Written problem: Gather all lines with "kommet" from the records.

Exercise materials:
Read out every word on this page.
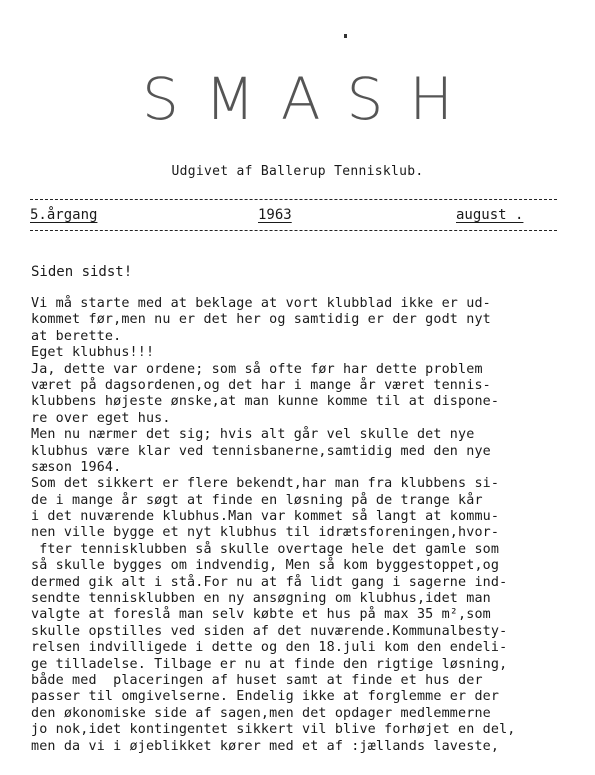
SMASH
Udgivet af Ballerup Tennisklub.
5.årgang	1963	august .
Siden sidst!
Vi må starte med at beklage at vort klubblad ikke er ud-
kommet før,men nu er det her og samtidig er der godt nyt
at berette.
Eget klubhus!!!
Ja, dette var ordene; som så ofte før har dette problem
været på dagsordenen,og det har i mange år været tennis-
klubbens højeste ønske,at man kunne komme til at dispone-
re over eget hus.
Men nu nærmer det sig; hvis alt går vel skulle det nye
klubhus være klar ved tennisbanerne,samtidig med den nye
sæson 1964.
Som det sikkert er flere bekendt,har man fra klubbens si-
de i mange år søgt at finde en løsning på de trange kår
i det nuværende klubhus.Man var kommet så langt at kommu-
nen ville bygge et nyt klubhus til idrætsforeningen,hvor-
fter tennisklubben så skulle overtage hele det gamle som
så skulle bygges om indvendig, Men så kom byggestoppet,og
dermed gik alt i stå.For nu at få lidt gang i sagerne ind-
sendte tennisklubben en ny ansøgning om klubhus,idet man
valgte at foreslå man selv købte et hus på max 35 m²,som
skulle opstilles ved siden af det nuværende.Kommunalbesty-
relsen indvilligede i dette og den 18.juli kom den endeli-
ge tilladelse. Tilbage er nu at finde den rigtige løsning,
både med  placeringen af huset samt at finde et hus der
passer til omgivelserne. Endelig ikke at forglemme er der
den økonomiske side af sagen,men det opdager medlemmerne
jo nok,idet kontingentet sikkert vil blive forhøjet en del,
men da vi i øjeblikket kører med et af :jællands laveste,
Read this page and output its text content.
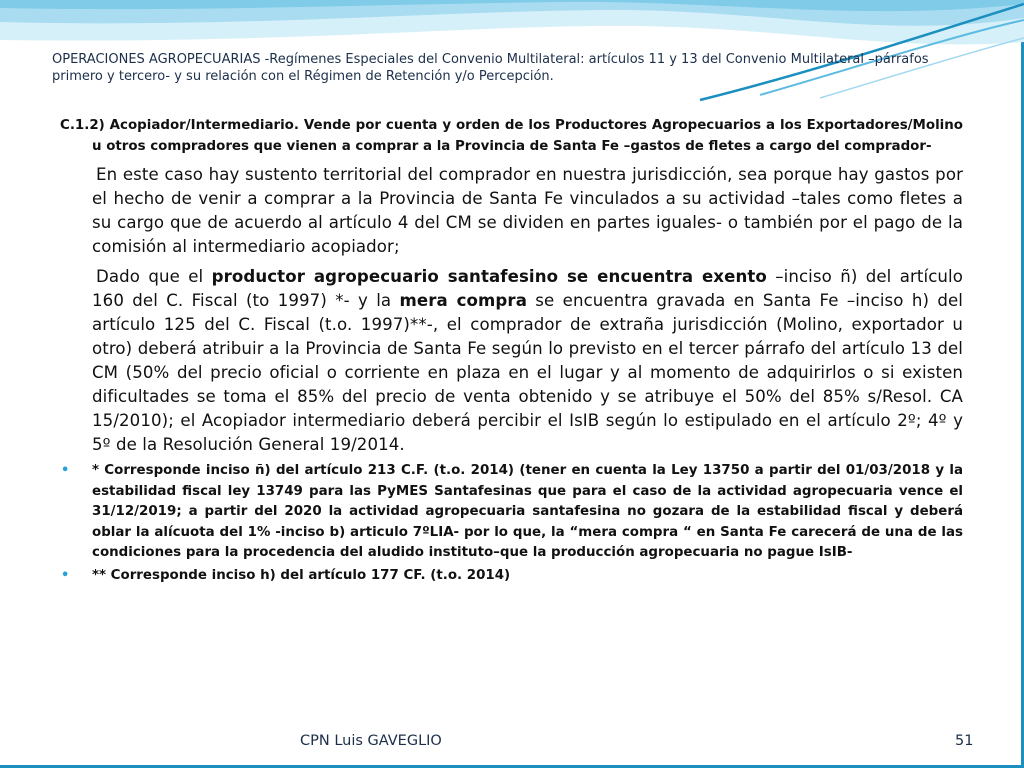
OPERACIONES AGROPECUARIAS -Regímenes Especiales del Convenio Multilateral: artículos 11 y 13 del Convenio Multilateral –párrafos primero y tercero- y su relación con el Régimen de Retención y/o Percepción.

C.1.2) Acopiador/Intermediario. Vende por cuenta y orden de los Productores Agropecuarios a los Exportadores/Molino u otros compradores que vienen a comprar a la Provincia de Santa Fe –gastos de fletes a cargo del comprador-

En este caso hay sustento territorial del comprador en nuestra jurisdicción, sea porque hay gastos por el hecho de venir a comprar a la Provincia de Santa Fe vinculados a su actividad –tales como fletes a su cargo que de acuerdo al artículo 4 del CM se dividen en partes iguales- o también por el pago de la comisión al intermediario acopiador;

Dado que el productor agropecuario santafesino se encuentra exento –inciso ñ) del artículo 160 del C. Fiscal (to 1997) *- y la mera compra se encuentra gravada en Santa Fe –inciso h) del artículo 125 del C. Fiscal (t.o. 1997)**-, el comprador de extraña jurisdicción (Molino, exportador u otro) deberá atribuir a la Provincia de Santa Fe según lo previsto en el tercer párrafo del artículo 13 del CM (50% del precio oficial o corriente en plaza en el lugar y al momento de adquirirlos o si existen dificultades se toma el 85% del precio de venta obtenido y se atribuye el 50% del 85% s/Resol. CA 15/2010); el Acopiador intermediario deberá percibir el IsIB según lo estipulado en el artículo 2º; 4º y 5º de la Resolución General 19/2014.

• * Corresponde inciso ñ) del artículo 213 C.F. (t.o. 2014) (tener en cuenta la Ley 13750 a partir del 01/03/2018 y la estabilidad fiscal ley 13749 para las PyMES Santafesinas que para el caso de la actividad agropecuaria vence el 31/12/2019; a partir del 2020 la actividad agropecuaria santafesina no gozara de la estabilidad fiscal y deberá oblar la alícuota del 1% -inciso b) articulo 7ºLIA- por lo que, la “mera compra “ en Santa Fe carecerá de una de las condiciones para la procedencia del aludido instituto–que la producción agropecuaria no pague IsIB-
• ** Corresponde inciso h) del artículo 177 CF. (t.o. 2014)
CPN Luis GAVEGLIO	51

---

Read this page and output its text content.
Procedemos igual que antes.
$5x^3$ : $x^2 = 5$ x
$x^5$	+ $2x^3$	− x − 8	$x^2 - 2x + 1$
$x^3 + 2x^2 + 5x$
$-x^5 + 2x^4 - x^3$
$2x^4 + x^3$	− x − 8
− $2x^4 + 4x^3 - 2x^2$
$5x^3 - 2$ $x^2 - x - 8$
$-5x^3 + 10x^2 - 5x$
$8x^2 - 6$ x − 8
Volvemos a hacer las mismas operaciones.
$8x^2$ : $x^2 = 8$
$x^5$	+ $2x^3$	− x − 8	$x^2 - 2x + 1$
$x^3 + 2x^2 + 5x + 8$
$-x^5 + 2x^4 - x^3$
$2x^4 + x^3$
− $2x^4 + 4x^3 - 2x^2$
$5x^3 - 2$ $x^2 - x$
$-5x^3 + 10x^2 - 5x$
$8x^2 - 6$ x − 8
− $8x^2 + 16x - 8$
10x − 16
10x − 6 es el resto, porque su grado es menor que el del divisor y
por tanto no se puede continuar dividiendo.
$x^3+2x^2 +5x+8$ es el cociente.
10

* * *

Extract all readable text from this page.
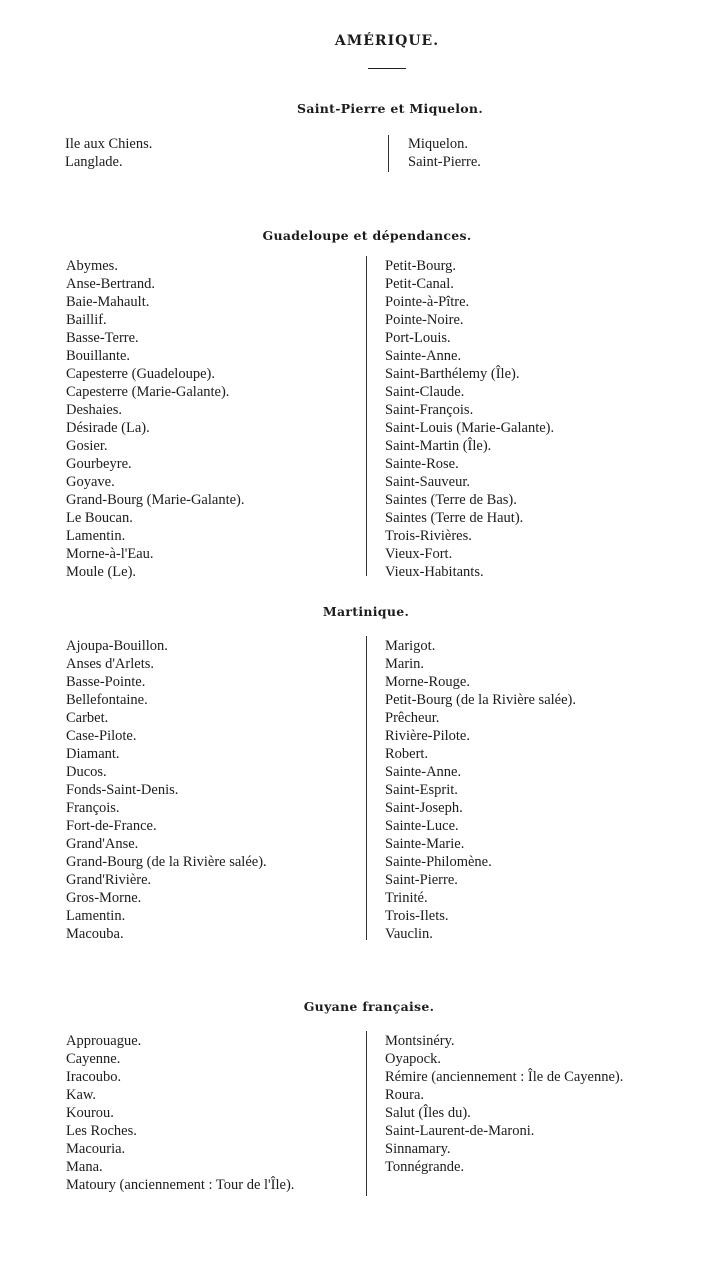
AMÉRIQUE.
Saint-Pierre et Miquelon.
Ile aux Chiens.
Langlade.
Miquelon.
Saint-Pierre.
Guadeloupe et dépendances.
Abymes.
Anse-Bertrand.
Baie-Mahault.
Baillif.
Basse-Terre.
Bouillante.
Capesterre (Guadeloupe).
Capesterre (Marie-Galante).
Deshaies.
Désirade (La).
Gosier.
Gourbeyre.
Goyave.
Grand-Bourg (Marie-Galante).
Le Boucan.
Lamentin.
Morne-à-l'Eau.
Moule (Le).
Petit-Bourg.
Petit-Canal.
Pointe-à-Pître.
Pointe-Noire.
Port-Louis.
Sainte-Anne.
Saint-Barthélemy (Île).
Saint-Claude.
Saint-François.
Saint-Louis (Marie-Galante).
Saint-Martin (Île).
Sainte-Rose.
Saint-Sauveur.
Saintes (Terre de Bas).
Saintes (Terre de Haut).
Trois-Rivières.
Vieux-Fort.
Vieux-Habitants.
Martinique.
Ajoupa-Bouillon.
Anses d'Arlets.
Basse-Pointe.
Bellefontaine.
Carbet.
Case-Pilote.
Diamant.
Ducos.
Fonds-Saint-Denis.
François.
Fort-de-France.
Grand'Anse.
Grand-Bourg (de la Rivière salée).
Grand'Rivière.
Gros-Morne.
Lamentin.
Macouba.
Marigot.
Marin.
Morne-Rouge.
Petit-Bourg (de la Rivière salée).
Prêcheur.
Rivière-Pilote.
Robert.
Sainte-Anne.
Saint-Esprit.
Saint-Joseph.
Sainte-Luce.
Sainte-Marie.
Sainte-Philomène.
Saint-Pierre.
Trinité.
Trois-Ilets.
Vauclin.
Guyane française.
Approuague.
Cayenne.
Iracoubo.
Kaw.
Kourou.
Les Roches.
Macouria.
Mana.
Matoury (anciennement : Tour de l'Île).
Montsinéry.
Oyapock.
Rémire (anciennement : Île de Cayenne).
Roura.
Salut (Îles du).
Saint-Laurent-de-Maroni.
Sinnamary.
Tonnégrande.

Solution for this problem:
kommet før,men nu er det her og samtidig er der godt nyt
i det nuværende klubhus.Man var kommet så langt at kommu-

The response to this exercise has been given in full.